>> start Source
While mainstream Judaism and Christianity ultimately reject the literal existence of hybrid beings walking the earth, the ancient texts preserve the memory of a world in which the boundaries were porous. "Gods", spirits, and ancestral kings could travel between realms; heavenly beings could fall; powerful warrior spirits could rise from beneath the earth; and humans like Naamah could act as the hinge between heaven’s rebellion and the emergence of dark powers. The Ugaritic tablets, the biblical references to the Rephaim, and the Enochic and midrashic stories all form a layered, complex tradition that reveals how ancient people understood evil, lineage, spiritual mixture, and the dangers of the boundary between the mortal and divine.


Across the ancient world the presence of the dead was not a distant memory but a daily reality, and people often believed that the boundary between the living and the dead was thin and permeable. Just as ancestor worship, necromancy, and summoning rituals were widespread from Sumer to Rome, so too the keeping of relics, bones, skulls, and bodily remains became a common way for communities to maintain contact with the departed and harness their power for protection, divination, or sorcery. These practices arise independently in multiple regions, but together they form a consistent pattern: the dead were believed to possess influence, and their physical remains served as conduits for that influence.
>> end Source
Job 1: Please format the records, from the first line through the line containing "y-tick-label: 200 xyxy=(49,943,72,957)", as a JSON list of strings with one string per line and blank lines omitted.
>> start Listing
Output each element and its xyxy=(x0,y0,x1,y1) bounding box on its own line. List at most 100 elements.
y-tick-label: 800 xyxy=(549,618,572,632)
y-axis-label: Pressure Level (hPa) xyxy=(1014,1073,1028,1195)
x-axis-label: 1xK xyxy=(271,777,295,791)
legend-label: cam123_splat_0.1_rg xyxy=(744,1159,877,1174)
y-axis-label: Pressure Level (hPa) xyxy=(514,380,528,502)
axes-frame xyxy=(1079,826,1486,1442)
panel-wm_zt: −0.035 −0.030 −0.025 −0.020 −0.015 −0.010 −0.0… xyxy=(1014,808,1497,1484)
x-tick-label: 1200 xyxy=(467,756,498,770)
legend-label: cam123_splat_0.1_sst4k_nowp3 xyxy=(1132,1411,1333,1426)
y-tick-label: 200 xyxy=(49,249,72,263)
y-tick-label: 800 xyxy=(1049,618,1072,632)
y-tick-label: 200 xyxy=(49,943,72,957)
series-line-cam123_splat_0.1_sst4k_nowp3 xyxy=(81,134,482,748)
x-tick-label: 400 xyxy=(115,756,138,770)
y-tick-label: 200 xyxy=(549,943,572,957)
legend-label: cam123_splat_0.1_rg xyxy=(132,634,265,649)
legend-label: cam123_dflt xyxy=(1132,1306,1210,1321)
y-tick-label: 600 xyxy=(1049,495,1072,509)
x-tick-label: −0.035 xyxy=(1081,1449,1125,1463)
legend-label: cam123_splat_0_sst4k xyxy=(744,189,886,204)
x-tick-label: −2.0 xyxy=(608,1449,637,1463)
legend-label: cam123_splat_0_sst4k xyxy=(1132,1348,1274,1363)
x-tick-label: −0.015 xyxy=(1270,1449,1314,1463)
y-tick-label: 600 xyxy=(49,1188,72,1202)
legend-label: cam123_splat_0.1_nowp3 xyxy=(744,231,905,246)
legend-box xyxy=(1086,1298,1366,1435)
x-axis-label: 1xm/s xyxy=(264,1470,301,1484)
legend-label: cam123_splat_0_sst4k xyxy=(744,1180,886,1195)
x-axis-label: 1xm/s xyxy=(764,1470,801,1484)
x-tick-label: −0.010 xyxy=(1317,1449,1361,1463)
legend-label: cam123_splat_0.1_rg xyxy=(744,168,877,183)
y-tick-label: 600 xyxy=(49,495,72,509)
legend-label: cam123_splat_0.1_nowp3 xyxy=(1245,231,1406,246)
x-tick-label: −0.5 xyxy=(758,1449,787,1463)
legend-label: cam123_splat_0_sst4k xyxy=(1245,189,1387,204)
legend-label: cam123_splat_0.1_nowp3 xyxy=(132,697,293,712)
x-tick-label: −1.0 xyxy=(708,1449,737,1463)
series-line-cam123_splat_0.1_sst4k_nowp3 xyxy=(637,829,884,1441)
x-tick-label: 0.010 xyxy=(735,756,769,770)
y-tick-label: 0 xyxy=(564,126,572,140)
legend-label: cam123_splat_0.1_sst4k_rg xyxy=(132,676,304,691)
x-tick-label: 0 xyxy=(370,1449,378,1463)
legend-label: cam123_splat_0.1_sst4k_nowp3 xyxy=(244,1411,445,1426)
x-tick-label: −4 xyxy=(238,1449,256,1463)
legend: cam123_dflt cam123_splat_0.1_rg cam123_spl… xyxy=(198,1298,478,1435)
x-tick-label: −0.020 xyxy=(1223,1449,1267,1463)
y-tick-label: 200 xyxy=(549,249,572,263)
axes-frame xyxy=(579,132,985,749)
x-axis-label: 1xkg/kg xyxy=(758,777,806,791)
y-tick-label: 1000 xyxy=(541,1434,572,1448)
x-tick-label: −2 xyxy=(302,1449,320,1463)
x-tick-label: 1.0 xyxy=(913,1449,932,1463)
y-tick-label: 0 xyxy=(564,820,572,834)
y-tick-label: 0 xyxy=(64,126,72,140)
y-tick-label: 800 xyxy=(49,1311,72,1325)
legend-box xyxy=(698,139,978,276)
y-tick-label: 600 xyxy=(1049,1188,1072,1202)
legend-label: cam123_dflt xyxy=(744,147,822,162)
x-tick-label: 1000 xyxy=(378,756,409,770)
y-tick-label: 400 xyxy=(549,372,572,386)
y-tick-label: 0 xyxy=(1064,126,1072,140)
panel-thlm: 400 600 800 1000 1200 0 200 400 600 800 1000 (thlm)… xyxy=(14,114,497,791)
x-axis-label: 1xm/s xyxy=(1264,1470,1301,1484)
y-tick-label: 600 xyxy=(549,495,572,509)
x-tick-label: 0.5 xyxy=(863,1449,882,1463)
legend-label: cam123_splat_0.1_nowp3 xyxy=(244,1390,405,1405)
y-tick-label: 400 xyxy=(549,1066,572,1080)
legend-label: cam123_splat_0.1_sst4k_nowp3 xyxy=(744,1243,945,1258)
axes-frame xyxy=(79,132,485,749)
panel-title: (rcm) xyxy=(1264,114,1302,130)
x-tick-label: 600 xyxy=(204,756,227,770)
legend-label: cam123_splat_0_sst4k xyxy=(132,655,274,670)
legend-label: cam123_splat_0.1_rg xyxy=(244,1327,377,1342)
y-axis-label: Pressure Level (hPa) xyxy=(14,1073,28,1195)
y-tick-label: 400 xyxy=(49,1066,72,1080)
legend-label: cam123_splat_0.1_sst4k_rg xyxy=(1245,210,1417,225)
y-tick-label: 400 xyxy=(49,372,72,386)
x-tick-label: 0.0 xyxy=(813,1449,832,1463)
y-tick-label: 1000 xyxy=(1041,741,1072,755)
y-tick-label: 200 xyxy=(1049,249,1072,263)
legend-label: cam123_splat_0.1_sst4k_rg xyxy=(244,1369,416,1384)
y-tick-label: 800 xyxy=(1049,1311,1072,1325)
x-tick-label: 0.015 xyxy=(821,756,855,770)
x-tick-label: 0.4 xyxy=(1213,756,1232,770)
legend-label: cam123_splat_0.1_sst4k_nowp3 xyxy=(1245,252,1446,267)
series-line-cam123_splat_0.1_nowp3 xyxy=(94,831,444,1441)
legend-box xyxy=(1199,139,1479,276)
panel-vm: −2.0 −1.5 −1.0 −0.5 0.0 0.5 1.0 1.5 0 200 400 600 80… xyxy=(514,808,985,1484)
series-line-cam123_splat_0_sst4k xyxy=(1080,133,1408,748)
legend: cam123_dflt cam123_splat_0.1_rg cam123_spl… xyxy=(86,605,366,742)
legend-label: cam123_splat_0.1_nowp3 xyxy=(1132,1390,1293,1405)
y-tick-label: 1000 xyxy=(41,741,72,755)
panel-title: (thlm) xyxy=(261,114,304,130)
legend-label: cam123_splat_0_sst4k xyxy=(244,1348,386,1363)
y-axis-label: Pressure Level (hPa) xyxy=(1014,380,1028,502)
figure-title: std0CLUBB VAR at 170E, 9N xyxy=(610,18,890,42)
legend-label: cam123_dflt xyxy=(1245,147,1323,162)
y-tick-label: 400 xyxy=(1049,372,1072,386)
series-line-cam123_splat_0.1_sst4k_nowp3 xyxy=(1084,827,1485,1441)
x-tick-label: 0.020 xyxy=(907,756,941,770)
>> end Listing
Job 2: In the text on ancient beliefs about the dead, why did communities keep relics, bones, skulls, and other bodily remains? Explain in one to three sentences.

Exercise answer 1:
[
  "Output each element and its xyxy=(x0,y0,x1,y1) bounding box on its own line. List at most 100 elements.",
  "y-tick-label: 800 xyxy=(549,618,572,632)",
  "y-axis-label: Pressure Level (hPa) xyxy=(1014,1073,1028,1195)",
  "x-axis-label: 1xK xyxy=(271,777,295,791)",
  "legend-label: cam123_splat_0.1_rg xyxy=(744,1159,877,1174)",
  "y-axis-label: Pressure Level (hPa) xyxy=(514,380,528,502)",
  "axes-frame xyxy=(1079,826,1486,1442)",
  "panel-wm_zt: −0.035 −0.030 −0.025 −0.020 −0.015 −0.010 −0.0… xyxy=(1014,808,1497,1484)",
  "x-tick-label: 1200 xyxy=(467,756,498,770)",
  "legend-label: cam123_splat_0.1_sst4k_nowp3 xyxy=(1132,1411,1333,1426)",
  "y-tick-label: 200 xyxy=(49,249,72,263)",
  "y-tick-label: 800 xyxy=(1049,618,1072,632)",
  "y-tick-label: 200 xyxy=(49,943,72,957)"
]

Exercise answer 2: Communities kept these remains to stay in contact with the departed and to harness their power for protection, divination, or sorcery. They did so because they believed the dead held influence and that their physical remains served as conduits for it.